Requirements: Return every record below exactly as written, omitting any pictures.
— BEGIN Extracted entries —
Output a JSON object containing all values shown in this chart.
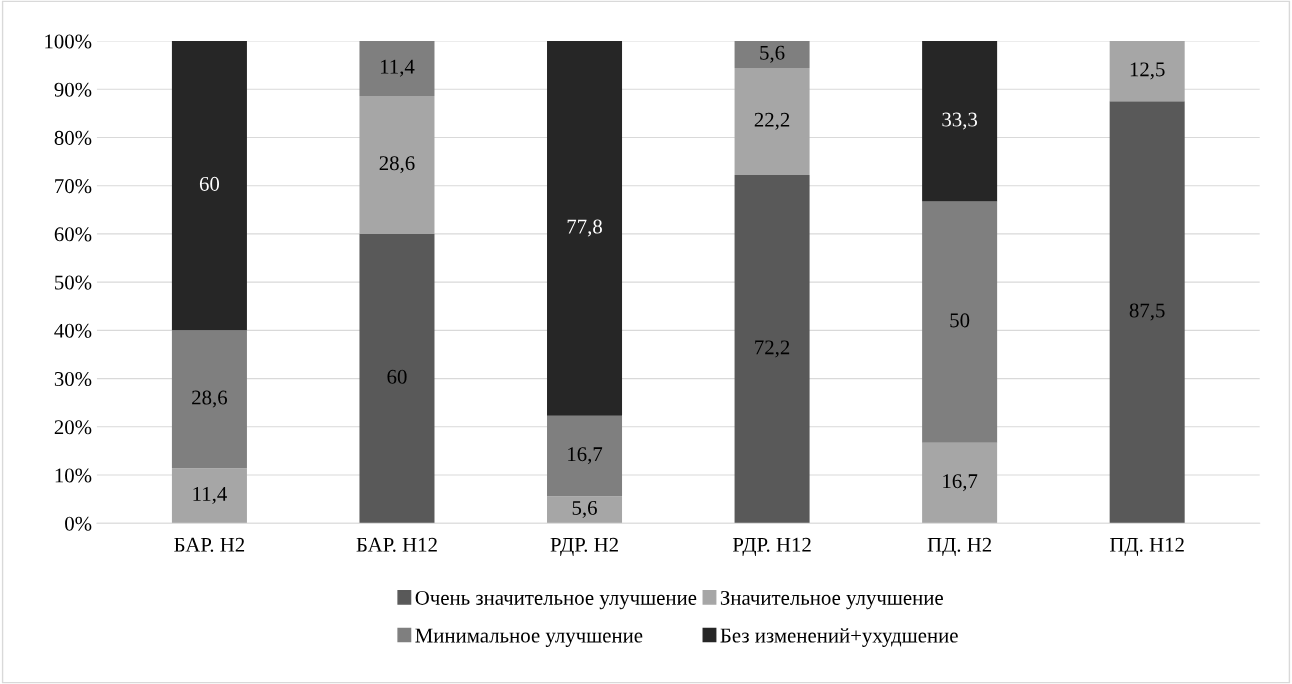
{
  "chart_data": {
    "type": "bar",
    "stacked": true,
    "categories": [
      "БАР. Н2",
      "БАР. Н12",
      "РДР. Н2",
      "РДР. Н12",
      "ПД. Н2",
      "ПД. Н12"
    ],
    "series": [
      {
        "name": "Очень значительное улучшение",
        "color": "#595959",
        "values": [
          0,
          60,
          0,
          72.2,
          0,
          87.5
        ],
        "value_labels": [
          null,
          "60",
          null,
          "72,2",
          null,
          "87,5"
        ]
      },
      {
        "name": "Значительное улучшение",
        "color": "#a6a6a6",
        "values": [
          11.4,
          28.6,
          5.6,
          22.2,
          16.7,
          12.5
        ],
        "value_labels": [
          "11,4",
          "28,6",
          "5,6",
          "22,2",
          "16,7",
          "12,5"
        ]
      },
      {
        "name": "Минимальное улучшение",
        "color": "#7f7f7f",
        "values": [
          28.6,
          11.4,
          16.7,
          5.6,
          50,
          0
        ],
        "value_labels": [
          "28,6",
          "11,4",
          "16,7",
          "5,6",
          "50",
          null
        ]
      },
      {
        "name": "Без изменений+ухудшение",
        "color": "#262626",
        "values": [
          60,
          0,
          77.8,
          0,
          33.3,
          0
        ],
        "value_labels": [
          "60",
          null,
          "77,8",
          null,
          "33,3",
          null
        ]
      }
    ],
    "ylim": [
      0,
      100
    ],
    "yticks": [
      {
        "value": 0,
        "label": "0%"
      },
      {
        "value": 10,
        "label": "10%"
      },
      {
        "value": 20,
        "label": "20%"
      },
      {
        "value": 30,
        "label": "30%"
      },
      {
        "value": 40,
        "label": "40%"
      },
      {
        "value": 50,
        "label": "50%"
      },
      {
        "value": 60,
        "label": "60%"
      },
      {
        "value": 70,
        "label": "70%"
      },
      {
        "value": 80,
        "label": "80%"
      },
      {
        "value": 90,
        "label": "90%"
      },
      {
        "value": 100,
        "label": "100%"
      }
    ],
    "grid": "y",
    "legend": "bottom"
  }
}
— END Extracted entries —
Solved exercise:
Output a JSON object containing all values shown in this chart.
{
  "chart_data": {
    "type": "bar",
    "stacked": true,
    "categories": [
      "БАР. Н2",
      "БАР. Н12",
      "РДР. Н2",
      "РДР. Н12",
      "ПД. Н2",
      "ПД. Н12"
    ],
    "series": [
      {
        "name": "Очень значительное улучшение",
        "color": "#595959",
        "values": [
          0,
          60,
          0,
          72.2,
          0,
          87.5
        ],
        "value_labels": [
          null,
          "60",
          null,
          "72,2",
          null,
          "87,5"
        ]
      },
      {
        "name": "Значительное улучшение",
        "color": "#a6a6a6",
        "values": [
          11.4,
          28.6,
          5.6,
          22.2,
          16.7,
          12.5
        ],
        "value_labels": [
          "11,4",
          "28,6",
          "5,6",
          "22,2",
          "16,7",
          "12,5"
        ]
      },
      {
        "name": "Минимальное улучшение",
        "color": "#7f7f7f",
        "values": [
          28.6,
          11.4,
          16.7,
          5.6,
          50,
          0
        ],
        "value_labels": [
          "28,6",
          "11,4",
          "16,7",
          "5,6",
          "50",
          null
        ]
      },
      {
        "name": "Без изменений+ухудшение",
        "color": "#262626",
        "values": [
          60,
          0,
          77.8,
          0,
          33.3,
          0
        ],
        "value_labels": [
          "60",
          null,
          "77,8",
          null,
          "33,3",
          null
        ]
      }
    ],
    "ylim": [
      0,
      100
    ],
    "yticks": [
      {
        "value": 0,
        "label": "0%"
      },
      {
        "value": 10,
        "label": "10%"
      },
      {
        "value": 20,
        "label": "20%"
      },
      {
        "value": 30,
        "label": "30%"
      },
      {
        "value": 40,
        "label": "40%"
      },
      {
        "value": 50,
        "label": "50%"
      },
      {
        "value": 60,
        "label": "60%"
      },
      {
        "value": 70,
        "label": "70%"
      },
      {
        "value": 80,
        "label": "80%"
      },
      {
        "value": 90,
        "label": "90%"
      },
      {
        "value": 100,
        "label": "100%"
      }
    ],
    "grid": "y",
    "legend": "bottom"
  }
}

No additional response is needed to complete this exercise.